START Records to process
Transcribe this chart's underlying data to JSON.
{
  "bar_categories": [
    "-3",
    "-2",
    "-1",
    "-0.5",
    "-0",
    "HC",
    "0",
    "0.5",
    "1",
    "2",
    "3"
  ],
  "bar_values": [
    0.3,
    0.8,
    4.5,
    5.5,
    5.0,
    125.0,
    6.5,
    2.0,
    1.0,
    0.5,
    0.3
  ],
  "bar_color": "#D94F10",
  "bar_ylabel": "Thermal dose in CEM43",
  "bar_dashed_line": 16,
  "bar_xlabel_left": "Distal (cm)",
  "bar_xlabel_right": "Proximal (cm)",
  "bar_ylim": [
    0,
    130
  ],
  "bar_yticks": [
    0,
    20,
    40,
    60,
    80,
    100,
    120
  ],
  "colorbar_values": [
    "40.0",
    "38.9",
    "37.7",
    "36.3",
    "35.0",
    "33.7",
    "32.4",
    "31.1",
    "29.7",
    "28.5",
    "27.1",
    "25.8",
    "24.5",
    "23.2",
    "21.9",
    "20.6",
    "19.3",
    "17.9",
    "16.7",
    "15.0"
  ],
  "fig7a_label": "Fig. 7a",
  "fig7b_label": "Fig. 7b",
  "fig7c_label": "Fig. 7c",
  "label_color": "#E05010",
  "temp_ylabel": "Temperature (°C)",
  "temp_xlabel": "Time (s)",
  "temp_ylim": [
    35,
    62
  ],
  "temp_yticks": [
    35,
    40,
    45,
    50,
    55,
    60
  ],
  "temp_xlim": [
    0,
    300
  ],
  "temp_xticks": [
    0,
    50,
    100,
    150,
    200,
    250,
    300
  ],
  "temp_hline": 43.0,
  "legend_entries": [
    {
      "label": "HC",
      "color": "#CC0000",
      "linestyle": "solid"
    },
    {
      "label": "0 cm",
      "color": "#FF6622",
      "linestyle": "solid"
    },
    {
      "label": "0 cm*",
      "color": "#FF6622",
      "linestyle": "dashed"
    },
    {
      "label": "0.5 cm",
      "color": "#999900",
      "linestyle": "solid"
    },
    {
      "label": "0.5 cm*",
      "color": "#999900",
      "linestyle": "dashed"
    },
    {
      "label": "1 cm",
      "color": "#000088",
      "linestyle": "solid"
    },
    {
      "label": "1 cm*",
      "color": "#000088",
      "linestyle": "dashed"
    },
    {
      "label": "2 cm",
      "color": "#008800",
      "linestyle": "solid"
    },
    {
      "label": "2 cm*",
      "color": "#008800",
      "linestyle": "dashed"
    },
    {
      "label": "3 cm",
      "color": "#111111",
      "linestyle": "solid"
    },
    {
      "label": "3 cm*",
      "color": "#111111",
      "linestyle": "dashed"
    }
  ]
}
END Records to process
**Task requirements:**
Extract every entry in the listing word for word.

**The output:**
Transcribe this chart's underlying data to JSON.
{
  "bar_categories": [
    "-3",
    "-2",
    "-1",
    "-0.5",
    "-0",
    "HC",
    "0",
    "0.5",
    "1",
    "2",
    "3"
  ],
  "bar_values": [
    0.3,
    0.8,
    4.5,
    5.5,
    5.0,
    125.0,
    6.5,
    2.0,
    1.0,
    0.5,
    0.3
  ],
  "bar_color": "#D94F10",
  "bar_ylabel": "Thermal dose in CEM43",
  "bar_dashed_line": 16,
  "bar_xlabel_left": "Distal (cm)",
  "bar_xlabel_right": "Proximal (cm)",
  "bar_ylim": [
    0,
    130
  ],
  "bar_yticks": [
    0,
    20,
    40,
    60,
    80,
    100,
    120
  ],
  "colorbar_values": [
    "40.0",
    "38.9",
    "37.7",
    "36.3",
    "35.0",
    "33.7",
    "32.4",
    "31.1",
    "29.7",
    "28.5",
    "27.1",
    "25.8",
    "24.5",
    "23.2",
    "21.9",
    "20.6",
    "19.3",
    "17.9",
    "16.7",
    "15.0"
  ],
  "fig7a_label": "Fig. 7a",
  "fig7b_label": "Fig. 7b",
  "fig7c_label": "Fig. 7c",
  "label_color": "#E05010",
  "temp_ylabel": "Temperature (°C)",
  "temp_xlabel": "Time (s)",
  "temp_ylim": [
    35,
    62
  ],
  "temp_yticks": [
    35,
    40,
    45,
    50,
    55,
    60
  ],
  "temp_xlim": [
    0,
    300
  ],
  "temp_xticks": [
    0,
    50,
    100,
    150,
    200,
    250,
    300
  ],
  "temp_hline": 43.0,
  "legend_entries": [
    {
      "label": "HC",
      "color": "#CC0000",
      "linestyle": "solid"
    },
    {
      "label": "0 cm",
      "color": "#FF6622",
      "linestyle": "solid"
    },
    {
      "label": "0 cm*",
      "color": "#FF6622",
      "linestyle": "dashed"
    },
    {
      "label": "0.5 cm",
      "color": "#999900",
      "linestyle": "solid"
    },
    {
      "label": "0.5 cm*",
      "color": "#999900",
      "linestyle": "dashed"
    },
    {
      "label": "1 cm",
      "color": "#000088",
      "linestyle": "solid"
    },
    {
      "label": "1 cm*",
      "color": "#000088",
      "linestyle": "dashed"
    },
    {
      "label": "2 cm",
      "color": "#008800",
      "linestyle": "solid"
    },
    {
      "label": "2 cm*",
      "color": "#008800",
      "linestyle": "dashed"
    },
    {
      "label": "3 cm",
      "color": "#111111",
      "linestyle": "solid"
    },
    {
      "label": "3 cm*",
      "color": "#111111",
      "linestyle": "dashed"
    }
  ]
}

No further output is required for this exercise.